- **What the task requires**: Below is a listing. Gather each line of it that contains "Hence".

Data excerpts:

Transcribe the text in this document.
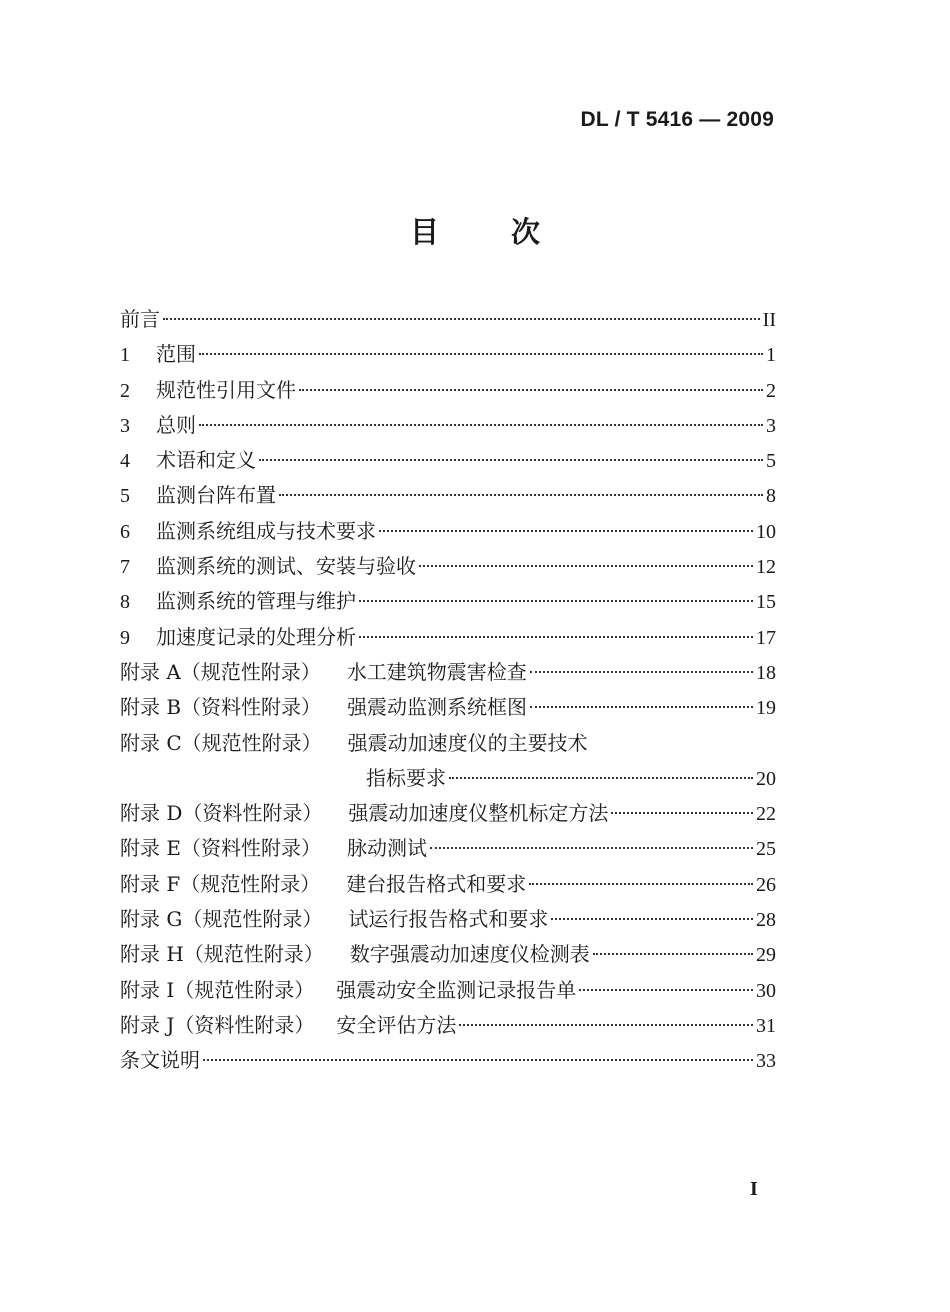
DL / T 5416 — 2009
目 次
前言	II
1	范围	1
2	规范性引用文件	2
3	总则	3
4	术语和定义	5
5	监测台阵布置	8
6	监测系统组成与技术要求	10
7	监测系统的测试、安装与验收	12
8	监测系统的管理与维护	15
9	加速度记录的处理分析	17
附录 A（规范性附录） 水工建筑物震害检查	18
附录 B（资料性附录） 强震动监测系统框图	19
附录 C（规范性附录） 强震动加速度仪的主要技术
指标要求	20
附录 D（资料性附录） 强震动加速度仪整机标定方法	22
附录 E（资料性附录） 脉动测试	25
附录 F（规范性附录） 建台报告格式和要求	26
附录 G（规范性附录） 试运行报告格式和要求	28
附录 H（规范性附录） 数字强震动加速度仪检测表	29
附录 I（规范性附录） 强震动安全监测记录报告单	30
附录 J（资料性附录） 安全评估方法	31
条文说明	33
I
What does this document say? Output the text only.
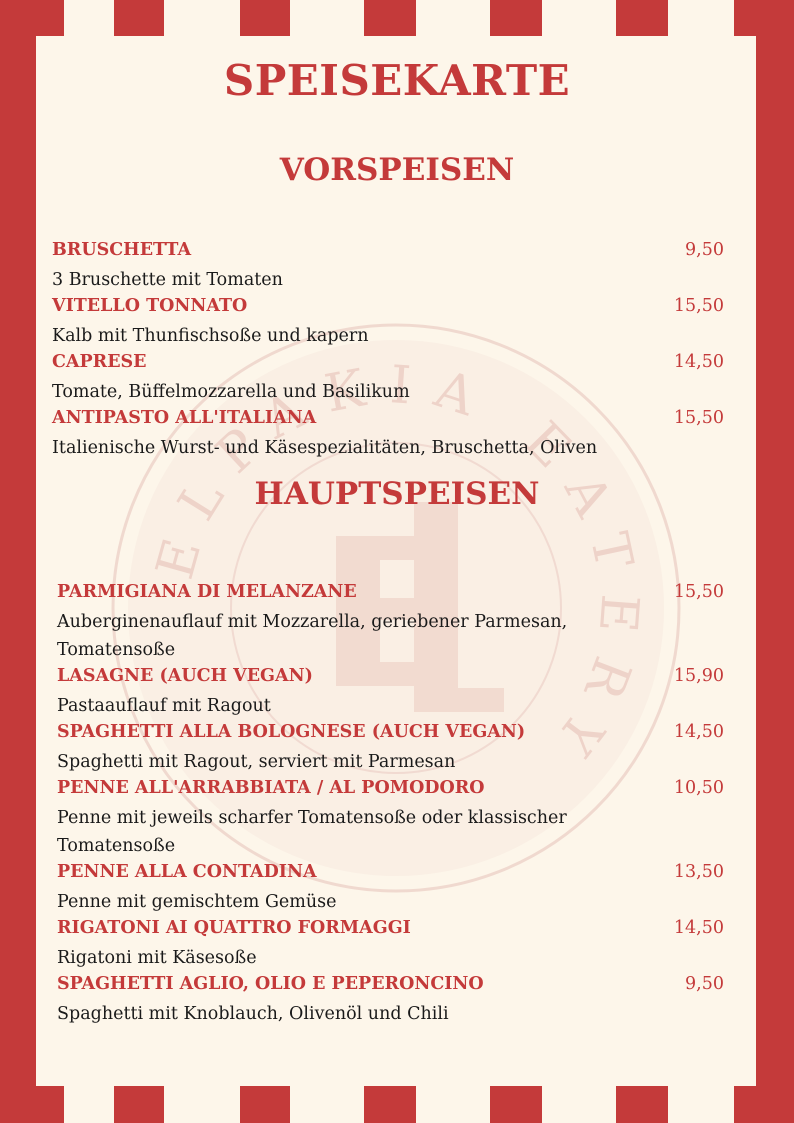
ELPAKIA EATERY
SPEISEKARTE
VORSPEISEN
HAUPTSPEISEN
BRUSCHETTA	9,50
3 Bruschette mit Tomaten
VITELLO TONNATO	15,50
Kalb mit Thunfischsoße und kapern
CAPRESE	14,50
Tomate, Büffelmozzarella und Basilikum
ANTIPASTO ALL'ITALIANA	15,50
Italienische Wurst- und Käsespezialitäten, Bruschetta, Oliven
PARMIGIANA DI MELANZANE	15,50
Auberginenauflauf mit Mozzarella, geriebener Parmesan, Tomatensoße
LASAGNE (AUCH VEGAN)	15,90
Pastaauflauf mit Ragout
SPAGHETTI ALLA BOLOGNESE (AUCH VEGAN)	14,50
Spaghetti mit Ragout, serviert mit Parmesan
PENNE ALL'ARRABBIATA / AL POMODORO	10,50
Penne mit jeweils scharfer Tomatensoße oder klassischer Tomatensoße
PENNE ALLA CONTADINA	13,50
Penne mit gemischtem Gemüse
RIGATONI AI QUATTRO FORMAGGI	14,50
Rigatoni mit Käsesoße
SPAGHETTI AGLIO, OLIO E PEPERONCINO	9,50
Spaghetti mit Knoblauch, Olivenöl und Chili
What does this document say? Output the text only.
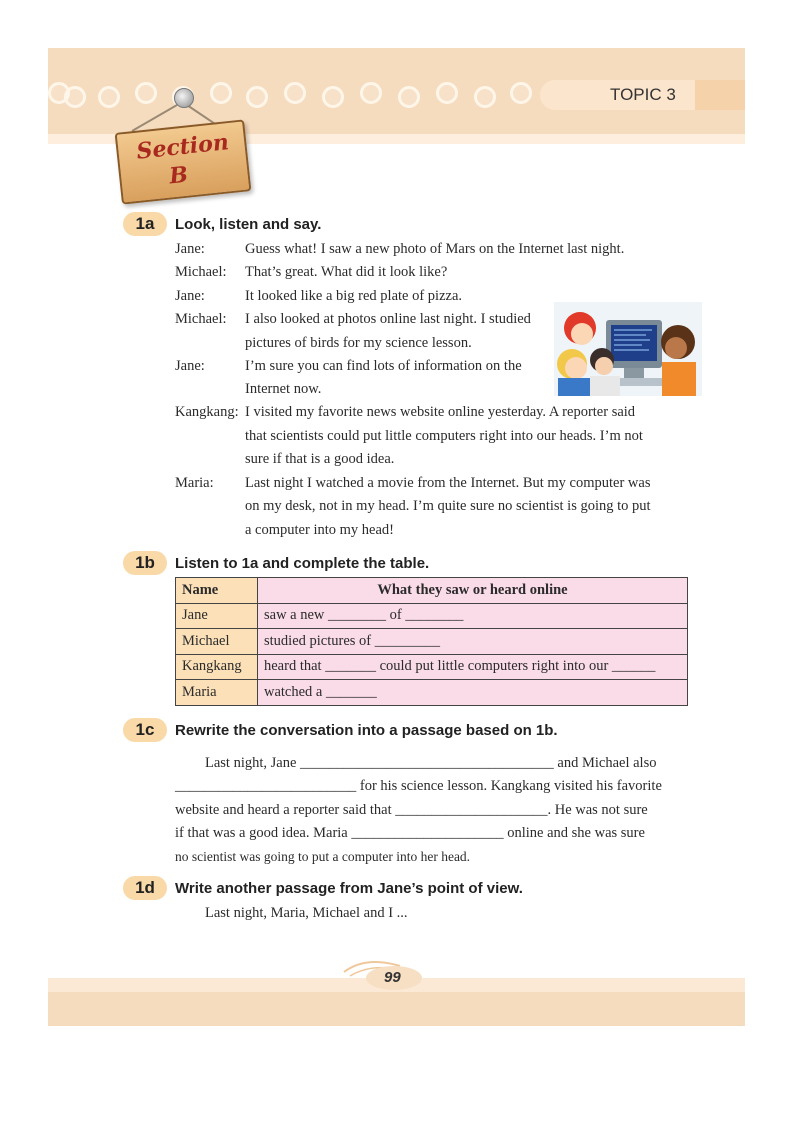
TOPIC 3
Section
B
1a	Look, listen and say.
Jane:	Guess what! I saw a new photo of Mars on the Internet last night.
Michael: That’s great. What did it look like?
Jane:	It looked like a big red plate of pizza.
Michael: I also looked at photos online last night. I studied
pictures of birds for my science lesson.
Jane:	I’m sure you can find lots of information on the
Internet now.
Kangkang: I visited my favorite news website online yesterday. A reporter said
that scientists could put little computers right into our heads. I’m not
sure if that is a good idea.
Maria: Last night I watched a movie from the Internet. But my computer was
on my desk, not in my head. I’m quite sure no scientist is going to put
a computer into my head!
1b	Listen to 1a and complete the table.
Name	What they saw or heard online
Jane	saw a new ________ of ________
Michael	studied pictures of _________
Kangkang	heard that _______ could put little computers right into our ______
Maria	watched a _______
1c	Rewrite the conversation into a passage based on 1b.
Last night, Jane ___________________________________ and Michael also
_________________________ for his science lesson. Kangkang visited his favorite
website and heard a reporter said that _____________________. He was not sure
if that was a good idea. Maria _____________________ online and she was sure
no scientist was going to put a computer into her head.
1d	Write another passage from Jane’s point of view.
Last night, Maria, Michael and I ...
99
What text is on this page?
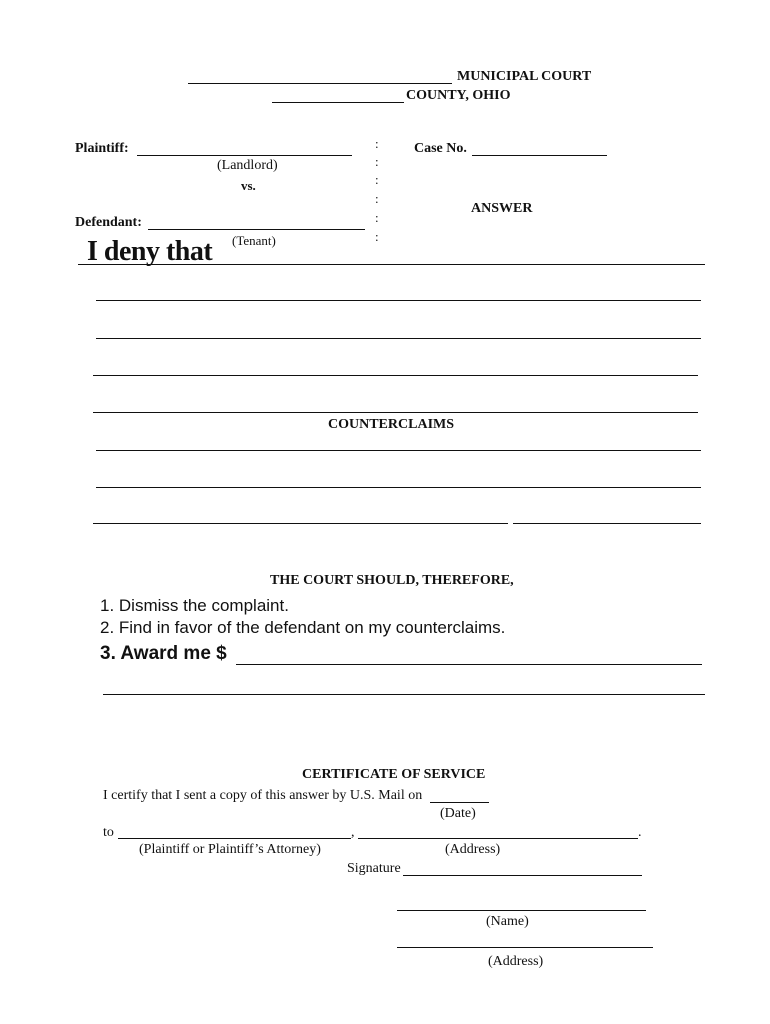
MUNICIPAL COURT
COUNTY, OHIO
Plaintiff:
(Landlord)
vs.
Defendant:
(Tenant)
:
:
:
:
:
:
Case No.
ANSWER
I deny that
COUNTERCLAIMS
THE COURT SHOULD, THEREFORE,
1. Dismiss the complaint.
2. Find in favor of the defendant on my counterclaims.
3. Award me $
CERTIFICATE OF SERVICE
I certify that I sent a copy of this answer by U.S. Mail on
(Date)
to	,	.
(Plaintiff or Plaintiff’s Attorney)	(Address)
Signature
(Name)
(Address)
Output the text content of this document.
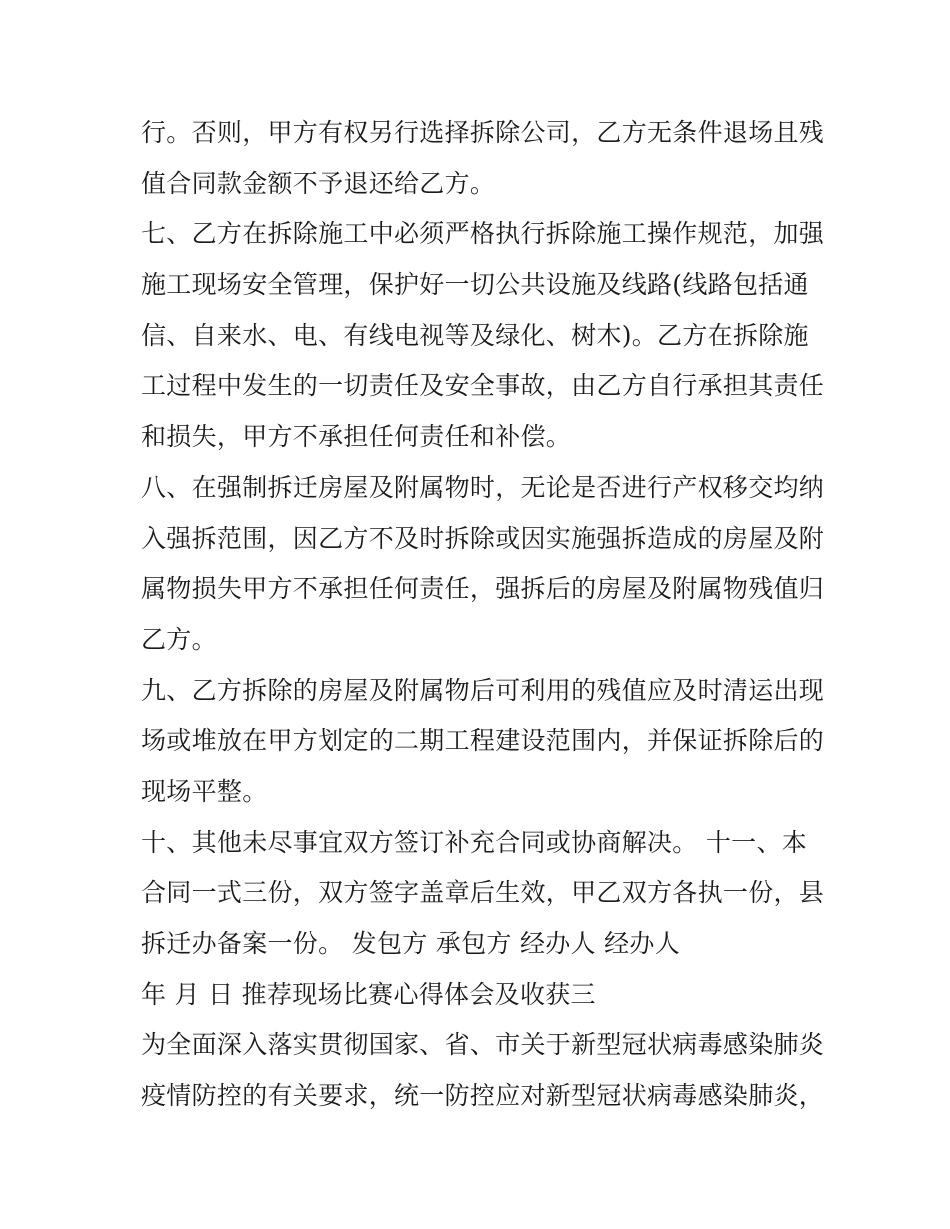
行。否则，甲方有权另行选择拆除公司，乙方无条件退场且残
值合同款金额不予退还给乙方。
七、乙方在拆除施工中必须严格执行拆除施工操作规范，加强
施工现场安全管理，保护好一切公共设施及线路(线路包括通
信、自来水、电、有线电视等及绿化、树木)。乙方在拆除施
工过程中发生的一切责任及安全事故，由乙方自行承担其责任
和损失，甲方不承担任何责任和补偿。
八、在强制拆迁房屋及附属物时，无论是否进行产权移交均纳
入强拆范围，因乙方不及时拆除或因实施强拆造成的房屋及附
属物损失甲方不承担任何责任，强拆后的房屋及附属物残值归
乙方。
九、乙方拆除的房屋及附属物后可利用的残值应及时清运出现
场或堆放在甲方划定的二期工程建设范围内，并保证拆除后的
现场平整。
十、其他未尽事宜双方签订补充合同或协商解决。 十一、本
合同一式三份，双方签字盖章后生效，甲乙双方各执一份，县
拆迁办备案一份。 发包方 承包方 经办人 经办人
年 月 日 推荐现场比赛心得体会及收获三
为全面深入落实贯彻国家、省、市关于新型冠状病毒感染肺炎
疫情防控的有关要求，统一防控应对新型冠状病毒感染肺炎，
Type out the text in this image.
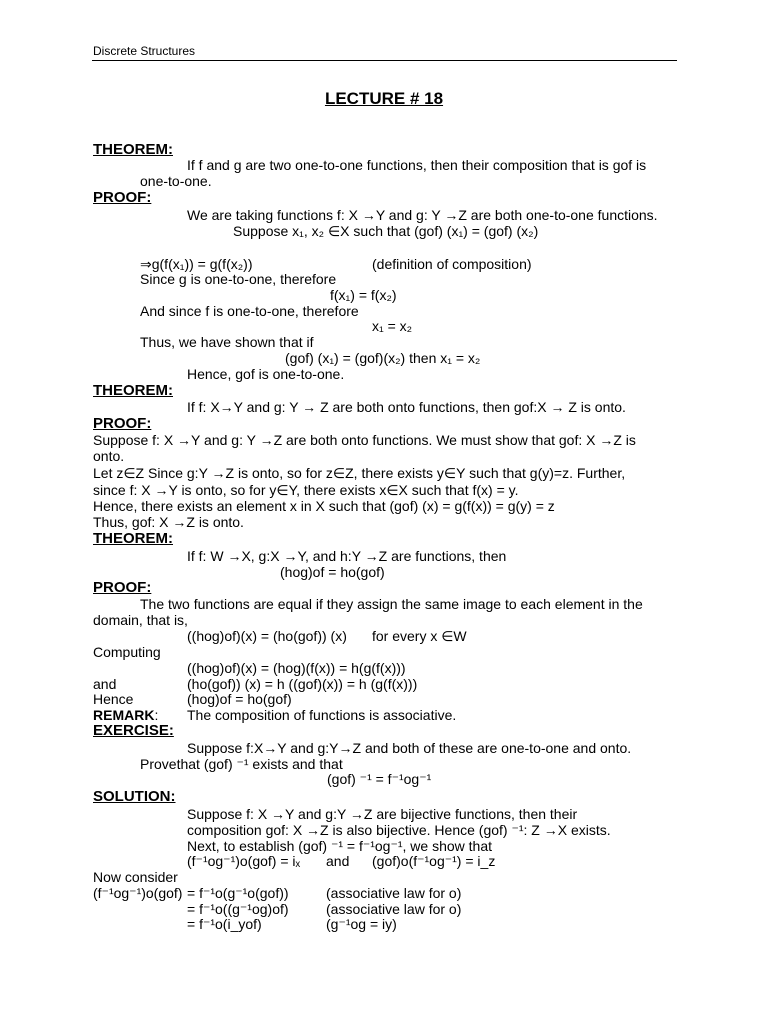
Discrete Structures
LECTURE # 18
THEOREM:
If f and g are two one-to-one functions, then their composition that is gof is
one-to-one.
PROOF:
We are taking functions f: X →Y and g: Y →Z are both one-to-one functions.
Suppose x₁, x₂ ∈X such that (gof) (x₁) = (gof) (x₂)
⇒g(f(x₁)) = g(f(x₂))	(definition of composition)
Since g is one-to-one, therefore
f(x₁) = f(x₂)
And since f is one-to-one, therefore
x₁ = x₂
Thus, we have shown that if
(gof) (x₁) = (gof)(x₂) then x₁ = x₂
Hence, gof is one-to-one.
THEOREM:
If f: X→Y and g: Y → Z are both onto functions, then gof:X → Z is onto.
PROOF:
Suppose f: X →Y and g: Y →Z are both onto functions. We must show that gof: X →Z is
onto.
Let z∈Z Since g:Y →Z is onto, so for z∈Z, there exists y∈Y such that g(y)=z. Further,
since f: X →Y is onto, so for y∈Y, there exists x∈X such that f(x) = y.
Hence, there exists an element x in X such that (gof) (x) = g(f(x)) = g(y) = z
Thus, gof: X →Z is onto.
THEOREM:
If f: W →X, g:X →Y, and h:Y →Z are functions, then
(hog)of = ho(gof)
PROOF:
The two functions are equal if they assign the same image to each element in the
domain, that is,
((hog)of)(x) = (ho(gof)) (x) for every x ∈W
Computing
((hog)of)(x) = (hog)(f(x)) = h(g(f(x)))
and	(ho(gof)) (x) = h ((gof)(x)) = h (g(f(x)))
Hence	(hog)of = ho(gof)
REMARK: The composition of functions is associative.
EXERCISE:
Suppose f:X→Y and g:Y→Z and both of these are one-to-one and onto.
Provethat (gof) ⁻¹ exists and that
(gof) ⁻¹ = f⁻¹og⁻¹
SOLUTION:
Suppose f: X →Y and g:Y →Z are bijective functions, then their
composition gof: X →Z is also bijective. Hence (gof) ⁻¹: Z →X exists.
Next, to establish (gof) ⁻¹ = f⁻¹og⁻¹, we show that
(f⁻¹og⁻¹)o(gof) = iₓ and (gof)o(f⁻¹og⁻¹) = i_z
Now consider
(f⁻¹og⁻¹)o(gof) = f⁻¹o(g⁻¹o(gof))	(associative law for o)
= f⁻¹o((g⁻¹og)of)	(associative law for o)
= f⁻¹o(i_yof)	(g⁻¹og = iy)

- **Solution below**:
Hence, gof is one-to-one.
Hence, there exists an element x in X such that (gof) (x) = g(f(x)) = g(y) = z
Hence	(hog)of = ho(gof)
composition gof: X →Z is also bijective. Hence (gof) ⁻¹: Z →X exists.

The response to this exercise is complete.